**GIVEN INSTRUCTION**
Return the material exactly as supplied, apart from the pictures, which are omitted.

**ENTRIES SHOWN**
— Start —

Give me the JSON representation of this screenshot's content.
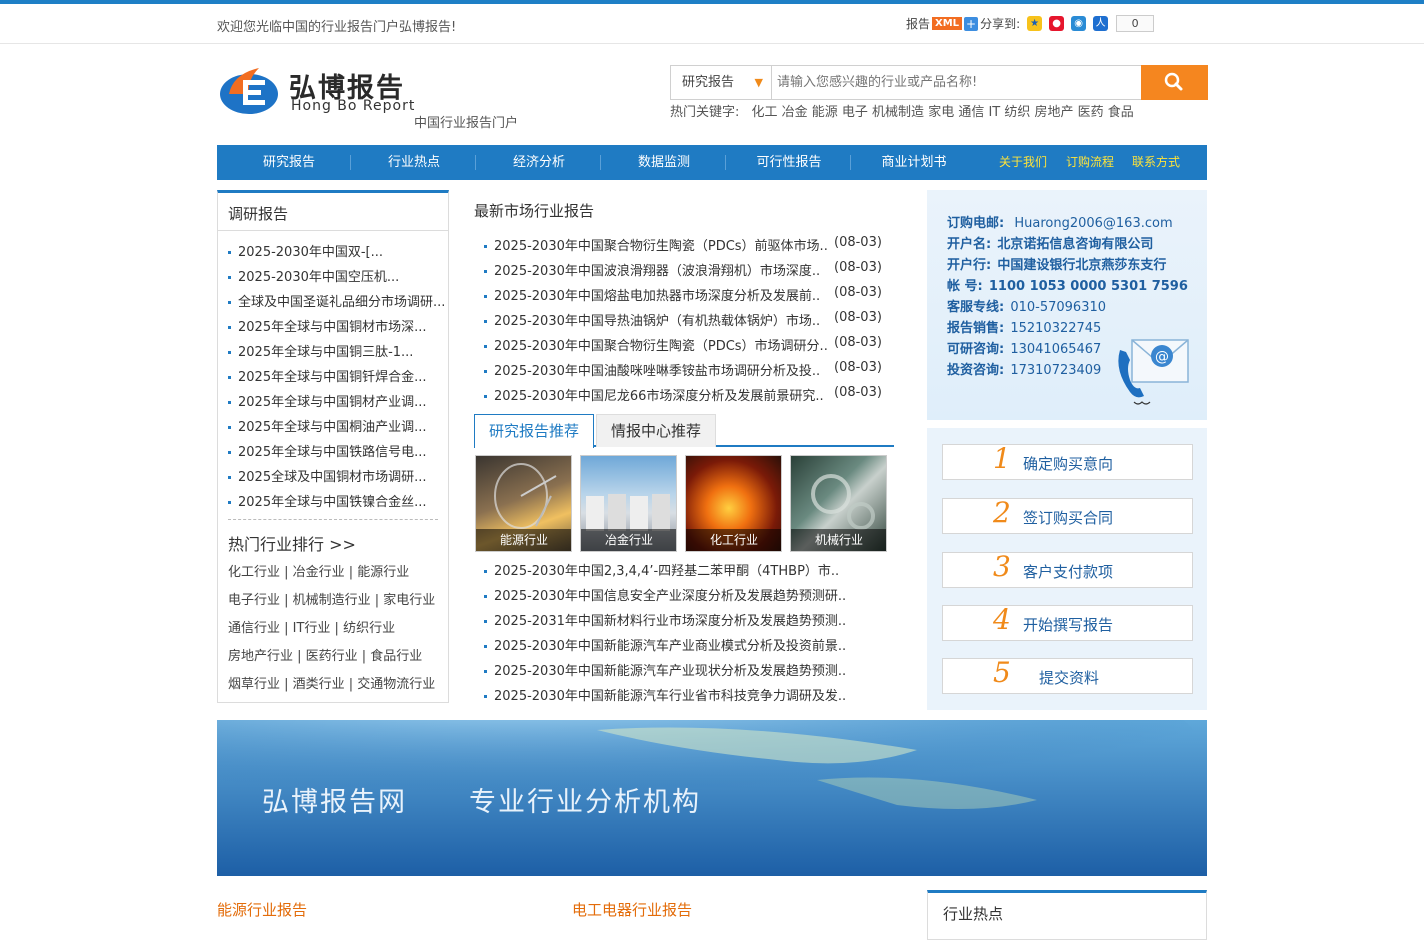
{
  "header": {
    "welcome": "欢迎您光临中国的行业报告门户弘博报告!",
    "report_label": "报告",
    "xml_badge": "XML",
    "share_label": "分享到:",
    "share_count": "0",
    "share_icons": [
      "qzone-icon",
      "weibo-icon",
      "tencent-icon",
      "renren-icon"
    ]
  },
  "logo": {
    "cn": "弘博报告",
    "en": "Hong Bo Report",
    "tagline": "中国行业报告门户"
  },
  "search": {
    "category": "研究报告",
    "placeholder": "请输入您感兴趣的行业或产品名称!",
    "hot_label": "热门关键字:",
    "hot_keywords": "化工 冶金 能源 电子 机械制造 家电 通信 IT 纺织 房地产 医药 食品"
  },
  "nav": {
    "items": [
      "研究报告",
      "行业热点",
      "经济分析",
      "数据监测",
      "可行性报告",
      "商业计划书"
    ],
    "links": [
      "关于我们",
      "订购流程",
      "联系方式"
    ]
  },
  "left": {
    "title": "调研报告",
    "items": [
      "2025-2030年中国双-[...",
      "2025-2030年中国空压机...",
      "全球及中国圣诞礼品细分市场调研...",
      "2025年全球与中国铜材市场深...",
      "2025年全球与中国铜三肽-1...",
      "2025年全球与中国铜钎焊合金...",
      "2025年全球与中国铜材产业调...",
      "2025年全球与中国桐油产业调...",
      "2025年全球与中国铁路信号电...",
      "2025全球及中国铜材市场调研...",
      "2025年全球与中国铁镍合金丝..."
    ],
    "rank_title": "热门行业排行 >>",
    "rank_rows": [
      "化工行业 | 冶金行业 | 能源行业",
      "电子行业 | 机械制造行业 | 家电行业",
      "通信行业 | IT行业 | 纺织行业",
      "房地产行业 | 医药行业 | 食品行业",
      "烟草行业 | 酒类行业 | 交通物流行业"
    ]
  },
  "middle": {
    "title": "最新市场行业报告",
    "latest": [
      {
        "t": "2025-2030年中国聚合物衍生陶瓷（PDCs）前驱体市场..",
        "d": "(08-03)"
      },
      {
        "t": "2025-2030年中国波浪滑翔器（波浪滑翔机）市场深度..",
        "d": "(08-03)"
      },
      {
        "t": "2025-2030年中国熔盐电加热器市场深度分析及发展前..",
        "d": "(08-03)"
      },
      {
        "t": "2025-2030年中国导热油锅炉（有机热载体锅炉）市场..",
        "d": "(08-03)"
      },
      {
        "t": "2025-2030年中国聚合物衍生陶瓷（PDCs）市场调研分..",
        "d": "(08-03)"
      },
      {
        "t": "2025-2030年中国油酸咪唑啉季铵盐市场调研分析及投..",
        "d": "(08-03)"
      },
      {
        "t": "2025-2030年中国尼龙66市场深度分析及发展前景研究..",
        "d": "(08-03)"
      }
    ],
    "tabs": [
      "研究报告推荐",
      "情报中心推荐"
    ],
    "thumbs": [
      "能源行业",
      "冶金行业",
      "化工行业",
      "机械行业"
    ],
    "recommend": [
      "2025-2030年中国2,3,4,4’-四羟基二苯甲酮（4THBP）市..",
      "2025-2030年中国信息安全产业深度分析及发展趋势预测研..",
      "2025-2031年中国新材料行业市场深度分析及发展趋势预测..",
      "2025-2030年中国新能源汽车产业商业模式分析及投资前景..",
      "2025-2030年中国新能源汽车产业现状分析及发展趋势预测..",
      "2025-2030年中国新能源汽车行业省市科技竞争力调研及发.."
    ]
  },
  "contact": [
    {
      "k": "订购电邮:",
      "v": "Huarong2006@163.com"
    },
    {
      "k": "开户名:",
      "v": "北京诺拓信息咨询有限公司"
    },
    {
      "k": "开户行:",
      "v": "中国建设银行北京燕莎东支行"
    },
    {
      "k": "帐 号:",
      "v": "1100 1053 0000 5301 7596"
    },
    {
      "k": "客服专线:",
      "v": "010-57096310"
    },
    {
      "k": "报告销售:",
      "v": "15210322745"
    },
    {
      "k": "可研咨询:",
      "v": "13041065467"
    },
    {
      "k": "投资咨询:",
      "v": "17310723409"
    }
  ],
  "steps": [
    {
      "n": "1",
      "t": "确定购买意向"
    },
    {
      "n": "2",
      "t": "签订购买合同"
    },
    {
      "n": "3",
      "t": "客户支付款项"
    },
    {
      "n": "4",
      "t": "开始撰写报告"
    },
    {
      "n": "5",
      "t": "提交资料"
    }
  ],
  "banner": {
    "t1": "弘博报告网",
    "t2": "专业行业分析机构"
  },
  "bottom": {
    "s1": "能源行业报告",
    "s2": "电工电器行业报告",
    "hot": "行业热点"
  },
  "colors": {
    "nav": "#1f7bc3",
    "accent": "#f5861f",
    "link_yellow": "#ffe43a"
  }
}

— End —

**SOLVED PROBLEM**
Give me the JSON representation of this screenshot's content.
{
  "header": {
    "welcome": "欢迎您光临中国的行业报告门户弘博报告!",
    "report_label": "报告",
    "xml_badge": "XML",
    "share_label": "分享到:",
    "share_count": "0",
    "share_icons": [
      "qzone-icon",
      "weibo-icon",
      "tencent-icon",
      "renren-icon"
    ]
  },
  "logo": {
    "cn": "弘博报告",
    "en": "Hong Bo Report",
    "tagline": "中国行业报告门户"
  },
  "search": {
    "category": "研究报告",
    "placeholder": "请输入您感兴趣的行业或产品名称!",
    "hot_label": "热门关键字:",
    "hot_keywords": "化工 冶金 能源 电子 机械制造 家电 通信 IT 纺织 房地产 医药 食品"
  },
  "nav": {
    "items": [
      "研究报告",
      "行业热点",
      "经济分析",
      "数据监测",
      "可行性报告",
      "商业计划书"
    ],
    "links": [
      "关于我们",
      "订购流程",
      "联系方式"
    ]
  },
  "left": {
    "title": "调研报告",
    "items": [
      "2025-2030年中国双-[...",
      "2025-2030年中国空压机...",
      "全球及中国圣诞礼品细分市场调研...",
      "2025年全球与中国铜材市场深...",
      "2025年全球与中国铜三肽-1...",
      "2025年全球与中国铜钎焊合金...",
      "2025年全球与中国铜材产业调...",
      "2025年全球与中国桐油产业调...",
      "2025年全球与中国铁路信号电...",
      "2025全球及中国铜材市场调研...",
      "2025年全球与中国铁镍合金丝..."
    ],
    "rank_title": "热门行业排行 >>",
    "rank_rows": [
      "化工行业 | 冶金行业 | 能源行业",
      "电子行业 | 机械制造行业 | 家电行业",
      "通信行业 | IT行业 | 纺织行业",
      "房地产行业 | 医药行业 | 食品行业",
      "烟草行业 | 酒类行业 | 交通物流行业"
    ]
  },
  "middle": {
    "title": "最新市场行业报告",
    "latest": [
      {
        "t": "2025-2030年中国聚合物衍生陶瓷（PDCs）前驱体市场..",
        "d": "(08-03)"
      },
      {
        "t": "2025-2030年中国波浪滑翔器（波浪滑翔机）市场深度..",
        "d": "(08-03)"
      },
      {
        "t": "2025-2030年中国熔盐电加热器市场深度分析及发展前..",
        "d": "(08-03)"
      },
      {
        "t": "2025-2030年中国导热油锅炉（有机热载体锅炉）市场..",
        "d": "(08-03)"
      },
      {
        "t": "2025-2030年中国聚合物衍生陶瓷（PDCs）市场调研分..",
        "d": "(08-03)"
      },
      {
        "t": "2025-2030年中国油酸咪唑啉季铵盐市场调研分析及投..",
        "d": "(08-03)"
      },
      {
        "t": "2025-2030年中国尼龙66市场深度分析及发展前景研究..",
        "d": "(08-03)"
      }
    ],
    "tabs": [
      "研究报告推荐",
      "情报中心推荐"
    ],
    "thumbs": [
      "能源行业",
      "冶金行业",
      "化工行业",
      "机械行业"
    ],
    "recommend": [
      "2025-2030年中国2,3,4,4’-四羟基二苯甲酮（4THBP）市..",
      "2025-2030年中国信息安全产业深度分析及发展趋势预测研..",
      "2025-2031年中国新材料行业市场深度分析及发展趋势预测..",
      "2025-2030年中国新能源汽车产业商业模式分析及投资前景..",
      "2025-2030年中国新能源汽车产业现状分析及发展趋势预测..",
      "2025-2030年中国新能源汽车行业省市科技竞争力调研及发.."
    ]
  },
  "contact": [
    {
      "k": "订购电邮:",
      "v": "Huarong2006@163.com"
    },
    {
      "k": "开户名:",
      "v": "北京诺拓信息咨询有限公司"
    },
    {
      "k": "开户行:",
      "v": "中国建设银行北京燕莎东支行"
    },
    {
      "k": "帐 号:",
      "v": "1100 1053 0000 5301 7596"
    },
    {
      "k": "客服专线:",
      "v": "010-57096310"
    },
    {
      "k": "报告销售:",
      "v": "15210322745"
    },
    {
      "k": "可研咨询:",
      "v": "13041065467"
    },
    {
      "k": "投资咨询:",
      "v": "17310723409"
    }
  ],
  "steps": [
    {
      "n": "1",
      "t": "确定购买意向"
    },
    {
      "n": "2",
      "t": "签订购买合同"
    },
    {
      "n": "3",
      "t": "客户支付款项"
    },
    {
      "n": "4",
      "t": "开始撰写报告"
    },
    {
      "n": "5",
      "t": "提交资料"
    }
  ],
  "banner": {
    "t1": "弘博报告网",
    "t2": "专业行业分析机构"
  },
  "bottom": {
    "s1": "能源行业报告",
    "s2": "电工电器行业报告",
    "hot": "行业热点"
  },
  "colors": {
    "nav": "#1f7bc3",
    "accent": "#f5861f",
    "link_yellow": "#ffe43a"
  }
}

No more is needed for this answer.